Постановка задачи 1
Пожалуйста, перепишите дословно фрагмент исходного текста, начиная со слов «Но для писателей» и заканчивая словами «оказалась подобным сеятелем.».
Постановка задачи 2
Процитируйте из листинга только строки, начиная со строки, содержащей «list-item[interactable]: L LG Whatsapp», и заканчивая строкой, содержащей «battery-level: 84 — [224, 10, 232, 18]», включительно.

Исходный текст
• • • •
Из выступления на I Межрегиональной конференции «Литературная критика. XXI век»

Отечественный филолог Юрий Владимирович Рождественский, заставший только первые ростки Интернета, тем не менее, рассуждая в середине 90-х о природе русской словесности, прошедшей путь от фольклора до письменности, а затем от письменности до печати, предрекал, что следующей формой бытования слова станет информатика. Своеобразные тексты «второго плана», «второй степени», возникшие на основе прежде написанных текстов. То есть, по мысли Рождественского, значительная доля словесности уподобится своеобразному «Реферативному журналу».

Правоту учёного мы осознали уже лет через десять, когда Интернет породил такое явление как контент — текст-вату, которым стали затыкать дыры раздутого информационного пространства. Текст, написанный не от потребности сказать и необходимости понять, а оттого, что «на этом месте должен быть текст». Рерайтинг и копирайтинг — области словесной деятельности, возникшие именно в этих обстоятельствах. Но век «переписыванию» и «пустописанию» был отмерен недолгий. Сущность, породившая их, на следующей ступени своего развития сама же их и убила, а точнее, вытеснила из этой сферы человека: сначала все эсхатологически боялись Интернета — теперь все с таким же страхом относятся к нейросети.

Но для писателей нейросеть — благо. Она показывает нам, какой не должна быть словесность, сотворённая живой душой. Мы с радостью уступаем нейросетям информатику: самим плодить её должно быть зазорно. К сожалению, гуманитарная «нейросеть» появилась гораздо раньше, чем техническая. Человек стал относиться к слову так, что машина сумела заменить и подменить человека. Не нейросеть отняла хлеб у человека, а человек засеял такое поле, для уборки которого понадобилась нейросеть. И, следует признать, современная критика во многом оказалась подобным сеятелем.

Я знал копирайтера, который очень активно, с удивительной интенсивностью писал для одного сайта рецензии на весьма объёмные романы. Как-то в разговоре он раскрыл тайну своей скорописи: согласно его методике, достаточно прочесть аннотацию, биографию автора и вырвать какую-нибудь цитату строго из середины романа (якобы, содержательные мысли у всякого автора возникают строго в середине), а дальше всё это заматывалось в «словесный кокон».
• • • •
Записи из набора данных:
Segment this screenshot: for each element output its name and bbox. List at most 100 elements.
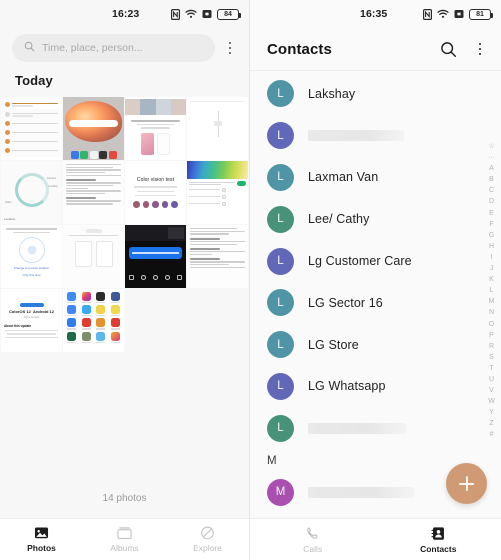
list-item[interactable]: L LG Whatsapp — [250, 366, 501, 408]
photo-thumbnail-empty — [187, 289, 248, 352]
photo-thumbnail[interactable] — [1, 97, 62, 160]
alpha-index-letter[interactable]: V — [486, 386, 497, 397]
gallery-app: 16:23 84 Time, place, person... Today Ca… — [0, 0, 250, 560]
alpha-index-letter[interactable]: L — [486, 286, 497, 297]
photo-thumbnail[interactable] — [187, 225, 248, 288]
battery-level: 84 — [224, 10, 232, 18]
photos-icon — [34, 526, 49, 540]
alpha-index-letter[interactable]: W — [486, 397, 497, 408]
photo-thumbnail[interactable]: Camera Location Other Location — [1, 161, 62, 224]
list-item[interactable]: L Lee/ Cathy — [250, 198, 501, 240]
header-divider — [250, 70, 501, 71]
alpha-index-letter[interactable]: C — [486, 186, 497, 197]
battery-icon: 81 — [469, 8, 493, 20]
status-icons: 84 — [171, 8, 241, 20]
nav-item-calls[interactable]: Calls — [250, 526, 376, 554]
photo-thumbnail[interactable] — [125, 97, 186, 160]
contacts-header: Contacts — [250, 28, 501, 70]
photo-thumbnail[interactable] — [63, 225, 124, 288]
photo-thumbnail[interactable] — [187, 97, 248, 160]
status-clock: 16:35 — [360, 8, 388, 20]
status-icons: 81 — [423, 8, 493, 20]
alpha-index-letter[interactable]: G — [486, 231, 497, 242]
contact-name: Lee/ Cathy — [308, 212, 370, 227]
page-title: Today — [15, 73, 53, 88]
alpha-index-letter[interactable]: S — [486, 353, 497, 364]
contact-name: LG Store — [308, 337, 359, 352]
nav-label: Contacts — [420, 543, 457, 554]
photo-thumbnail[interactable] — [63, 289, 124, 352]
avatar: L — [267, 163, 294, 191]
alpha-index-recent[interactable]: ··· — [486, 153, 497, 164]
nav-item-contacts[interactable]: Contacts — [376, 526, 501, 554]
header-actions — [435, 36, 491, 62]
list-item[interactable]: L LG Store — [250, 324, 501, 366]
contacts-icon — [431, 526, 446, 541]
alpha-index-letter[interactable]: O — [486, 320, 497, 331]
contacts-list[interactable]: L Lakshay L L Laxman Van L Lee/ Cathy L … — [250, 73, 501, 518]
photo-thumbnail[interactable]: Color vision test — [125, 161, 186, 224]
list-item[interactable]: L LG Sector 16 — [250, 282, 501, 324]
alphabet-index[interactable]: ☆ ··· A B C D E F G H I J K L M N O P R … — [486, 142, 497, 441]
alpha-index-favorites[interactable]: ☆ — [486, 142, 497, 153]
nav-item-albums[interactable]: Albums — [83, 526, 166, 553]
list-item[interactable]: L Laxman Van — [250, 157, 501, 199]
photo-thumbnail[interactable] — [63, 97, 124, 160]
nav-label: Albums — [110, 543, 139, 553]
avatar: L — [267, 331, 294, 359]
contact-name: Lg Customer Care — [308, 254, 412, 269]
photo-thumbnail-empty — [125, 289, 186, 352]
alpha-index-letter[interactable]: E — [486, 209, 497, 220]
alpha-index-letter[interactable]: P — [486, 331, 497, 342]
list-item[interactable]: L — [250, 407, 501, 449]
list-item[interactable]: L Lakshay — [250, 73, 501, 115]
add-contact-button[interactable] — [446, 463, 487, 504]
alpha-index-letter[interactable]: F — [486, 220, 497, 231]
avatar: L — [267, 289, 294, 317]
search-icon — [24, 39, 35, 57]
photo-thumbnail[interactable] — [125, 225, 186, 288]
list-item[interactable] — [250, 513, 501, 518]
more-options-icon[interactable] — [465, 36, 491, 62]
alpha-index-letter[interactable]: T — [486, 364, 497, 375]
contact-name-redacted — [308, 422, 406, 434]
alpha-index-letter[interactable]: B — [486, 175, 497, 186]
alpha-index-letter[interactable]: K — [486, 275, 497, 286]
alpha-index-letter[interactable]: D — [486, 197, 497, 208]
nav-item-explore[interactable]: Explore — [166, 526, 249, 553]
alpha-index-letter[interactable]: Y — [486, 408, 497, 419]
list-item[interactable]: L — [250, 115, 501, 157]
alpha-index-letter[interactable]: M — [486, 297, 497, 308]
alpha-index-letter[interactable]: A — [486, 164, 497, 175]
nav-item-photos[interactable]: Photos — [0, 526, 83, 553]
avatar: L — [267, 80, 294, 108]
photo-thumbnail[interactable]: ColorOS 12 Android 12 Alpha version Abou… — [1, 289, 62, 352]
contact-name: LG Sector 16 — [308, 295, 383, 310]
screenshot-icon — [454, 9, 464, 19]
alpha-index-letter[interactable]: H — [486, 242, 497, 253]
gallery-status-bar: 16:23 84 — [0, 0, 249, 28]
alpha-index-letter[interactable]: N — [486, 308, 497, 319]
photo-thumbnail[interactable] — [63, 161, 124, 224]
gallery-search-row: Time, place, person... — [0, 28, 249, 72]
list-item[interactable]: L Lg Customer Care — [250, 240, 501, 282]
more-options-icon[interactable] — [219, 35, 241, 61]
photo-thumbnail[interactable]: Change to precise location Only this tim… — [1, 225, 62, 288]
alpha-index-letter[interactable]: R — [486, 342, 497, 353]
avatar: L — [267, 414, 294, 442]
wifi-icon — [185, 9, 197, 19]
contact-name: LG Whatsapp — [308, 379, 386, 394]
contact-name-redacted — [308, 130, 404, 142]
alpha-index-letter[interactable]: J — [486, 264, 497, 275]
photo-grid: Camera Location Other Location Color vis… — [0, 97, 249, 483]
alpha-index-letter[interactable]: I — [486, 253, 497, 264]
alpha-index-hash[interactable]: # — [486, 430, 497, 441]
photo-thumbnail[interactable] — [187, 161, 248, 224]
alpha-index-letter[interactable]: U — [486, 375, 497, 386]
battery-level: 81 — [476, 10, 484, 18]
search-icon[interactable] — [435, 36, 461, 62]
avatar: L — [267, 205, 294, 233]
search-input[interactable]: Time, place, person... — [12, 34, 215, 62]
nfc-icon — [171, 8, 180, 20]
alpha-index-letter[interactable]: Z — [486, 419, 497, 430]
• • • •
Результат задания 1
Но для писателей нейросеть — благо. Она показывает нам, какой не должна быть словесность, сотворённая живой душой. Мы с радостью уступаем нейросетям информатику: самим плодить её должно быть зазорно. К сожалению, гуманитарная «нейросеть» появилась гораздо раньше, чем техническая. Человек стал относиться к слову так, что машина сумела заменить и подменить человека. Не нейросеть отняла хлеб у человека, а человек засеял такое поле, для уборки которого понадобилась нейросеть. И, следует признать, современная критика во многом оказалась подобным сеятелем.

Результат задания 2
list-item[interactable]: L LG Whatsapp — [250, 366, 501, 408]
photo-thumbnail-empty — [187, 289, 248, 352]
photo-thumbnail[interactable] — [1, 97, 62, 160]
alpha-index-letter[interactable]: V — [486, 386, 497, 397]
gallery-app: 16:23 84 Time, place, person... Today Ca… — [0, 0, 250, 560]
alpha-index-letter[interactable]: L — [486, 286, 497, 297]
photo-thumbnail[interactable] — [187, 225, 248, 288]
battery-level: 84 — [224, 10, 232, 18]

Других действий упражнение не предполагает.